▸ Dataset items:
==*==
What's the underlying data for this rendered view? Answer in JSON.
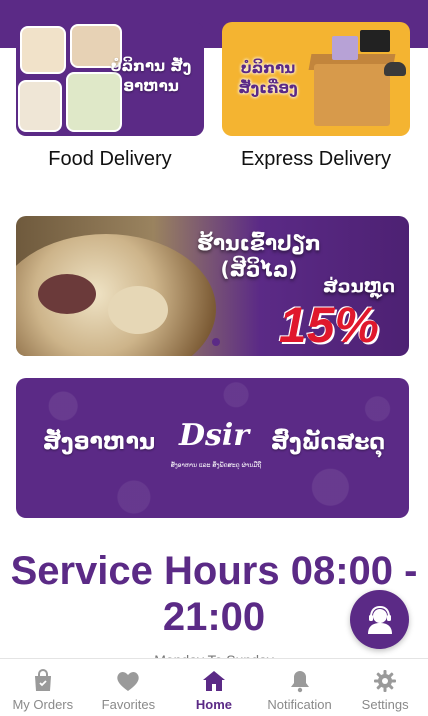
{
  "services": [
    {
      "lao_title": "ບໍລິການ ສັ່ງອາຫານ",
      "label": "Food Delivery"
    },
    {
      "lao_title": "ບໍລິການ ສັ່ງເຄື່ອງ",
      "label": "Express Delivery"
    }
  ],
  "promo_banner": {
    "title": "ຮ້ານເຂົ້າປຽກ (ສີວິໄລ)",
    "discount_label": "ສ່ວນຫຼຸດ",
    "discount_value": "15%"
  },
  "brand_banner": {
    "left_text": "ສັ່ງອາຫານ",
    "logo": "Dsir",
    "subtitle": "ສັ່ງອາຫານ ແລະ ສິ່ງພັດສະດຸ ຜ່ານມືຖື",
    "right_text": "ສົ່ງພັດສະດຸ"
  },
  "service_hours": {
    "text": "Service Hours 08:00 - 21:00",
    "days": "Monday To Sunday"
  },
  "colors": {
    "primary": "#5b2a86",
    "accent": "#f4b431",
    "discount": "#e0182c"
  },
  "support_button": {
    "icon": "support-agent-icon"
  },
  "nav": {
    "items": [
      {
        "label": "My Orders",
        "icon": "orders-bag-icon"
      },
      {
        "label": "Favorites",
        "icon": "heart-icon"
      },
      {
        "label": "Home",
        "icon": "home-icon",
        "active": true
      },
      {
        "label": "Notification",
        "icon": "bell-icon"
      },
      {
        "label": "Settings",
        "icon": "gear-icon"
      }
    ]
  }
}
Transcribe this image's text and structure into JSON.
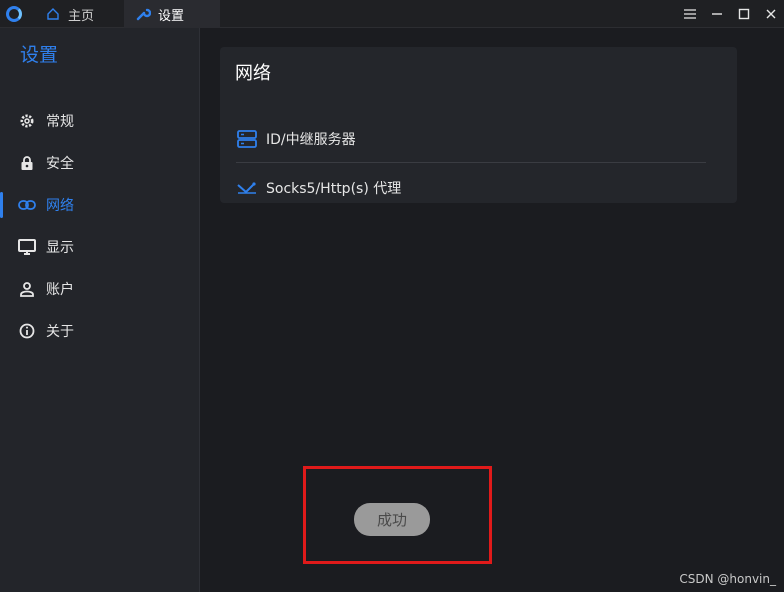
{
  "titlebar": {
    "tabs": [
      {
        "label": "主页",
        "icon": "home-icon"
      },
      {
        "label": "设置",
        "icon": "wrench-icon"
      }
    ],
    "controls": [
      "menu-icon",
      "minimize-icon",
      "maximize-icon",
      "close-icon"
    ]
  },
  "sidebar": {
    "title": "设置",
    "items": [
      {
        "label": "常规",
        "icon": "gear-icon"
      },
      {
        "label": "安全",
        "icon": "lock-icon"
      },
      {
        "label": "网络",
        "icon": "link-icon",
        "active": true
      },
      {
        "label": "显示",
        "icon": "monitor-icon"
      },
      {
        "label": "账户",
        "icon": "user-icon"
      },
      {
        "label": "关于",
        "icon": "info-icon"
      }
    ]
  },
  "main": {
    "card": {
      "title": "网络",
      "rows": [
        {
          "label": "ID/中继服务器",
          "icon": "server-icon"
        },
        {
          "label": "Socks5/Http(s) 代理",
          "icon": "proxy-icon"
        }
      ]
    },
    "toast": {
      "text": "成功"
    }
  },
  "watermark": "CSDN @honvin_",
  "colors": {
    "accent": "#2f80ed",
    "background": "#1b1c20",
    "sidebar": "#23252a",
    "card": "#24262b",
    "highlight_box": "#e01a1a"
  }
}
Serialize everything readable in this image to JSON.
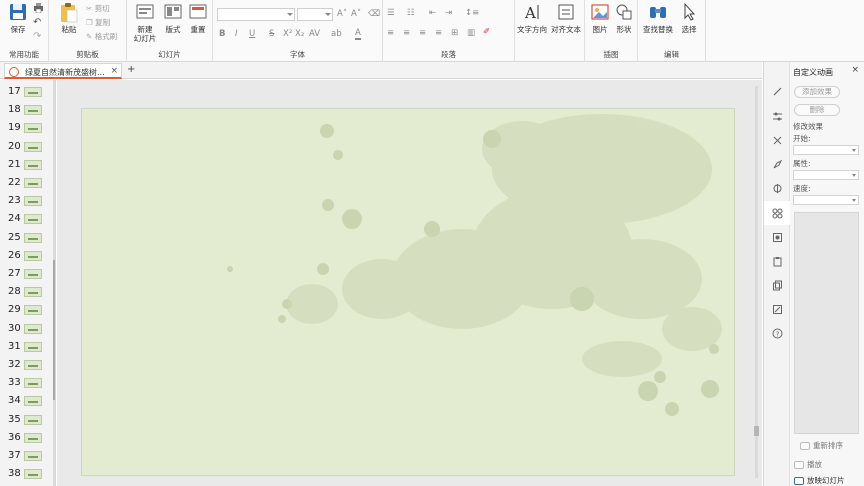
{
  "ribbon": {
    "groups": {
      "common": "常用功能",
      "clipboard": "剪贴板",
      "slides": "幻灯片",
      "font": "字体",
      "paragraph": "段落",
      "illustration": "插图",
      "edit": "编辑"
    },
    "buttons": {
      "save": "保存",
      "paste": "粘贴",
      "cut": "剪切",
      "copy": "复制",
      "format_painter": "格式刷",
      "new_slide_1": "新建",
      "new_slide_2": "幻灯片",
      "layout": "版式",
      "reset": "重置",
      "text_direction": "文字方向",
      "align_text": "对齐文本",
      "picture": "图片",
      "shape": "形状",
      "find_replace": "查找替换",
      "select": "选择"
    },
    "font_buttons": [
      "B",
      "I",
      "U",
      "S",
      "A"
    ],
    "font_size_buttons": [
      "A˄",
      "A˅"
    ]
  },
  "tabs": {
    "document_title": "绿夏自然清新茂盛树...",
    "close": "×",
    "add": "+"
  },
  "thumbnails": [
    "17",
    "18",
    "19",
    "20",
    "21",
    "22",
    "23",
    "24",
    "25",
    "26",
    "27",
    "28",
    "29",
    "30",
    "31",
    "32",
    "33",
    "34",
    "35",
    "36",
    "37",
    "38"
  ],
  "pane": {
    "title": "自定义动画",
    "close": "×",
    "add_effect": "添加效果",
    "delete": "删除",
    "modify": "修改效果",
    "start": "开始:",
    "property": "属性:",
    "speed": "速度:",
    "reorder": "重新排序",
    "play": "播放",
    "slideshow": "放映幻灯片"
  },
  "colors": {
    "slide_bg": "#e3ecd1",
    "accent_tab": "#e45a2e"
  }
}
==*==
▸ GOAL: Exclude the pictures and transcribe all of the entries exactly.

▸ FINAL ANSWER:
What's the underlying data for this rendered view? Answer in JSON.
{
  "services": [
    {
      "lao_title": "ບໍລິການ ສັ່ງອາຫານ",
      "label": "Food Delivery"
    },
    {
      "lao_title": "ບໍລິການ ສັ່ງເຄື່ອງ",
      "label": "Express Delivery"
    }
  ],
  "promo_banner": {
    "title": "ຮ້ານເຂົ້າປຽກ (ສີວິໄລ)",
    "discount_label": "ສ່ວນຫຼຸດ",
    "discount_value": "15%"
  },
  "brand_banner": {
    "left_text": "ສັ່ງອາຫານ",
    "logo": "Dsir",
    "subtitle": "ສັ່ງອາຫານ ແລະ ສິ່ງພັດສະດຸ ຜ່ານມືຖື",
    "right_text": "ສົ່ງພັດສະດຸ"
  },
  "service_hours": {
    "text": "Service Hours 08:00 - 21:00",
    "days": "Monday To Sunday"
  },
  "colors": {
    "primary": "#5b2a86",
    "accent": "#f4b431",
    "discount": "#e0182c"
  },
  "support_button": {
    "icon": "support-agent-icon"
  },
  "nav": {
    "items": [
      {
        "label": "My Orders",
        "icon": "orders-bag-icon"
      },
      {
        "label": "Favorites",
        "icon": "heart-icon"
      },
      {
        "label": "Home",
        "icon": "home-icon",
        "active": true
      },
      {
        "label": "Notification",
        "icon": "bell-icon"
      },
      {
        "label": "Settings",
        "icon": "gear-icon"
      }
    ]
  }
}
Transcribe this image's text and structure into JSON.
{
  "titlebar": {
    "tabs": [
      {
        "label": "主页",
        "icon": "home-icon"
      },
      {
        "label": "设置",
        "icon": "wrench-icon"
      }
    ],
    "controls": [
      "menu-icon",
      "minimize-icon",
      "maximize-icon",
      "close-icon"
    ]
  },
  "sidebar": {
    "title": "设置",
    "items": [
      {
        "label": "常规",
        "icon": "gear-icon"
      },
      {
        "label": "安全",
        "icon": "lock-icon"
      },
      {
        "label": "网络",
        "icon": "link-icon",
        "active": true
      },
      {
        "label": "显示",
        "icon": "monitor-icon"
      },
      {
        "label": "账户",
        "icon": "user-icon"
      },
      {
        "label": "关于",
        "icon": "info-icon"
      }
    ]
  },
  "main": {
    "card": {
      "title": "网络",
      "rows": [
        {
          "label": "ID/中继服务器",
          "icon": "server-icon"
        },
        {
          "label": "Socks5/Http(s) 代理",
          "icon": "proxy-icon"
        }
      ]
    },
    "toast": {
      "text": "成功"
    }
  },
  "watermark": "CSDN @honvin_",
  "colors": {
    "accent": "#2f80ed",
    "background": "#1b1c20",
    "sidebar": "#23252a",
    "card": "#24262b",
    "highlight_box": "#e01a1a"
  }
}
Serialize everything readable in this image to JSON.
{
  "ribbon": {
    "groups": {
      "common": "常用功能",
      "clipboard": "剪贴板",
      "slides": "幻灯片",
      "font": "字体",
      "paragraph": "段落",
      "illustration": "插图",
      "edit": "编辑"
    },
    "buttons": {
      "save": "保存",
      "paste": "粘贴",
      "cut": "剪切",
      "copy": "复制",
      "format_painter": "格式刷",
      "new_slide_1": "新建",
      "new_slide_2": "幻灯片",
      "layout": "版式",
      "reset": "重置",
      "text_direction": "文字方向",
      "align_text": "对齐文本",
      "picture": "图片",
      "shape": "形状",
      "find_replace": "查找替换",
      "select": "选择"
    },
    "font_buttons": [
      "B",
      "I",
      "U",
      "S",
      "A"
    ],
    "font_size_buttons": [
      "A˄",
      "A˅"
    ]
  },
  "tabs": {
    "document_title": "绿夏自然清新茂盛树...",
    "close": "×",
    "add": "+"
  },
  "thumbnails": [
    "17",
    "18",
    "19",
    "20",
    "21",
    "22",
    "23",
    "24",
    "25",
    "26",
    "27",
    "28",
    "29",
    "30",
    "31",
    "32",
    "33",
    "34",
    "35",
    "36",
    "37",
    "38"
  ],
  "pane": {
    "title": "自定义动画",
    "close": "×",
    "add_effect": "添加效果",
    "delete": "删除",
    "modify": "修改效果",
    "start": "开始:",
    "property": "属性:",
    "speed": "速度:",
    "reorder": "重新排序",
    "play": "播放",
    "slideshow": "放映幻灯片"
  },
  "colors": {
    "slide_bg": "#e3ecd1",
    "accent_tab": "#e45a2e"
  }
}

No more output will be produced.